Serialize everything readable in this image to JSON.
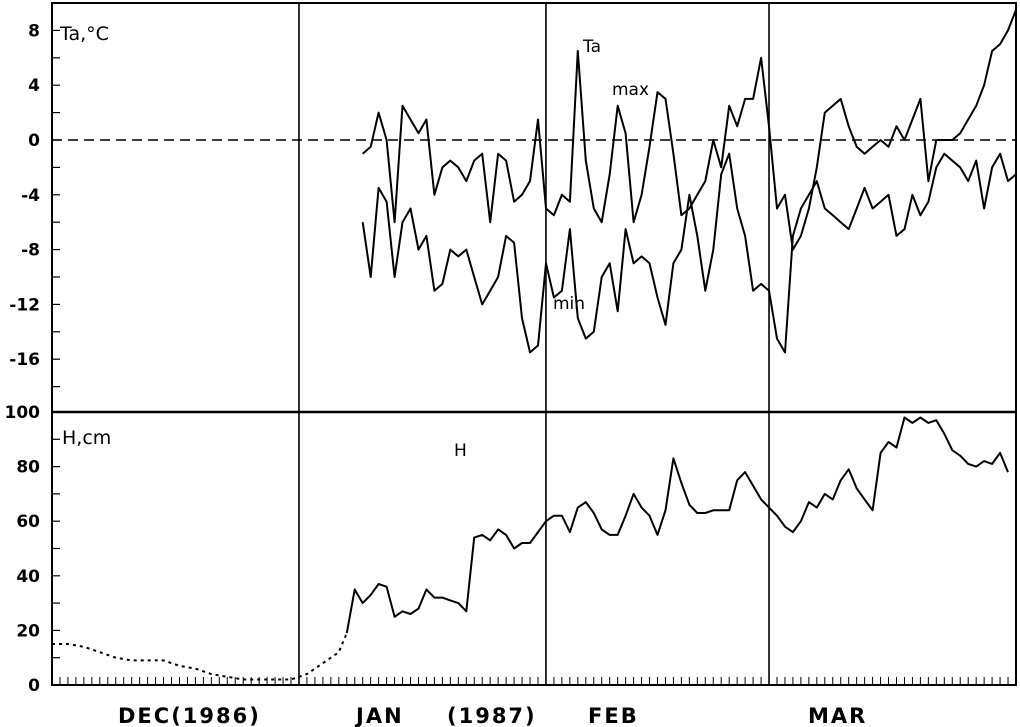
{
  "chart_data": [
    {
      "panel": "air-temperature",
      "type": "line",
      "ylabel": "Ta,°C",
      "ylim": [
        -20,
        10
      ],
      "yticks": [
        8,
        4,
        0,
        -4,
        -8,
        -12,
        -16
      ],
      "ytick_labels": [
        "8",
        "4",
        "0",
        "-4",
        "-8",
        "-12",
        "-16"
      ],
      "reference_line": {
        "y": 0,
        "style": "dashed"
      },
      "annotations": [
        "Ta",
        "max",
        "min"
      ],
      "x_unit": "day index from Dec 1 1986",
      "series": [
        {
          "name": "max",
          "x": [
            39,
            40,
            41,
            42,
            43,
            44,
            45,
            46,
            47,
            48,
            49,
            50,
            51,
            52,
            53,
            54,
            55,
            56,
            57,
            58,
            59,
            60,
            61,
            62,
            63,
            64,
            65,
            66,
            67,
            68,
            69,
            70,
            71,
            72,
            73,
            74,
            75,
            76,
            77,
            78,
            79,
            80,
            81,
            82,
            83,
            84,
            85,
            86,
            87,
            88,
            89,
            90,
            91,
            92,
            93,
            94,
            95,
            96,
            97,
            98,
            99,
            100,
            101,
            102,
            103,
            104,
            105,
            106,
            107,
            108,
            109,
            110,
            111,
            112,
            113,
            114,
            115,
            116,
            117,
            118,
            119,
            120,
            121
          ],
          "values": [
            -1,
            -0.5,
            2,
            0,
            -6,
            2.5,
            1.5,
            0.5,
            1.5,
            -4,
            -2,
            -1.5,
            -2,
            -3,
            -1.5,
            -1,
            -6,
            -1,
            -1.5,
            -4.5,
            -4,
            -3,
            1.5,
            -5,
            -5.5,
            -4,
            -4.5,
            6.5,
            -1.5,
            -5,
            -6,
            -2.5,
            2.5,
            0.5,
            -6,
            -4,
            -0.5,
            3.5,
            3,
            -1,
            -5.5,
            -5,
            -4,
            -3,
            0,
            -2,
            2.5,
            1,
            3,
            3,
            6,
            1,
            -5,
            -4,
            -8,
            -7,
            -5,
            -2,
            2,
            2.5,
            3,
            1,
            -0.5,
            -1,
            -0.5,
            0,
            -0.5,
            1,
            0,
            1.5,
            3,
            -3,
            0,
            0,
            0,
            0.5,
            1.5,
            2.5,
            4,
            6.5,
            7,
            8,
            9.5
          ]
        },
        {
          "name": "min",
          "x": [
            39,
            40,
            41,
            42,
            43,
            44,
            45,
            46,
            47,
            48,
            49,
            50,
            51,
            52,
            53,
            54,
            55,
            56,
            57,
            58,
            59,
            60,
            61,
            62,
            63,
            64,
            65,
            66,
            67,
            68,
            69,
            70,
            71,
            72,
            73,
            74,
            75,
            76,
            77,
            78,
            79,
            80,
            81,
            82,
            83,
            84,
            85,
            86,
            87,
            88,
            89,
            90,
            91,
            92,
            93,
            94,
            95,
            96,
            97,
            98,
            99,
            100,
            101,
            102,
            103,
            104,
            105,
            106,
            107,
            108,
            109,
            110,
            111,
            112,
            113,
            114,
            115,
            116,
            117,
            118,
            119,
            120,
            121
          ],
          "values": [
            -6,
            -10,
            -3.5,
            -4.5,
            -10,
            -6,
            -5,
            -8,
            -7,
            -11,
            -10.5,
            -8,
            -8.5,
            -8,
            -10,
            -12,
            -11,
            -10,
            -7,
            -7.5,
            -13,
            -15.5,
            -15,
            -9,
            -11.5,
            -11,
            -6.5,
            -13,
            -14.5,
            -14,
            -10,
            -9,
            -12.5,
            -6.5,
            -9,
            -8.5,
            -9,
            -11.5,
            -13.5,
            -9,
            -8,
            -4,
            -7,
            -11,
            -8,
            -2.5,
            -1,
            -5,
            -7,
            -11,
            -10.5,
            -11,
            -14.5,
            -15.5,
            -7,
            -5,
            -4,
            -3,
            -5,
            -5.5,
            -6,
            -6.5,
            -5,
            -3.5,
            -5,
            -4.5,
            -4,
            -7,
            -6.5,
            -4,
            -5.5,
            -4.5,
            -2,
            -1,
            -1.5,
            -2,
            -3,
            -1.5,
            -5,
            -2,
            -1,
            -3,
            -2.5
          ]
        }
      ]
    },
    {
      "panel": "snow-depth",
      "type": "line",
      "ylabel": "H,cm",
      "ylim": [
        0,
        100
      ],
      "yticks": [
        0,
        20,
        40,
        60,
        80,
        100
      ],
      "ytick_labels": [
        "0",
        "20",
        "40",
        "60",
        "80",
        "100"
      ],
      "annotations": [
        "H"
      ],
      "x_unit": "day index from Dec 1 1986",
      "series": [
        {
          "name": "H",
          "style": "solid",
          "x": [
            37,
            38,
            39,
            40,
            41,
            42,
            43,
            44,
            45,
            46,
            47,
            48,
            49,
            50,
            51,
            52,
            53,
            54,
            55,
            56,
            57,
            58,
            59,
            60,
            61,
            62,
            63,
            64,
            65,
            66,
            67,
            68,
            69,
            70,
            71,
            72,
            73,
            74,
            75,
            76,
            77,
            78,
            79,
            80,
            81,
            82,
            83,
            84,
            85,
            86,
            87,
            88,
            89,
            90,
            91,
            92,
            93,
            94,
            95,
            96,
            97,
            98,
            99,
            100,
            101,
            102,
            103,
            104,
            105,
            106,
            107,
            108,
            109,
            110,
            111,
            112,
            113,
            114,
            115,
            116,
            117,
            118,
            119,
            120
          ],
          "values": [
            19,
            35,
            30,
            33,
            37,
            36,
            25,
            27,
            26,
            28,
            35,
            32,
            32,
            31,
            30,
            27,
            54,
            55,
            53,
            57,
            55,
            50,
            52,
            52,
            56,
            60,
            62,
            62,
            56,
            65,
            67,
            63,
            57,
            55,
            55,
            62,
            70,
            65,
            62,
            55,
            64,
            83,
            74,
            66,
            63,
            63,
            64,
            64,
            64,
            75,
            78,
            73,
            68,
            65,
            62,
            58,
            56,
            60,
            67,
            65,
            70,
            68,
            75,
            79,
            72,
            68,
            64,
            85,
            89,
            87,
            98,
            96,
            98,
            96,
            97,
            92,
            86,
            84,
            81,
            80,
            82,
            81,
            85,
            78
          ]
        },
        {
          "name": "H (dotted)",
          "style": "dotted",
          "x": [
            0,
            2,
            4,
            6,
            8,
            10,
            12,
            14,
            16,
            18,
            20,
            22,
            24,
            26,
            28,
            30,
            32,
            34,
            36,
            37
          ],
          "values": [
            15,
            15,
            14,
            12,
            10,
            9,
            9,
            9,
            7,
            6,
            4,
            3,
            2,
            2,
            2,
            2,
            4,
            8,
            12,
            19
          ]
        }
      ]
    }
  ],
  "x_axis": {
    "months": [
      {
        "label": "DEC(1986)"
      },
      {
        "label": "JAN"
      },
      {
        "label": "(1987)"
      },
      {
        "label": "FEB"
      },
      {
        "label": "MAR"
      }
    ],
    "dividers": [
      31,
      62,
      90,
      121
    ]
  }
}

::::::::::

_PROMPT_. Isolate each line of the listing above that includes "panel". Copy it.

_EXERCISE RESULT_.
      "panel": "air-temperature",
      "panel": "snow-depth",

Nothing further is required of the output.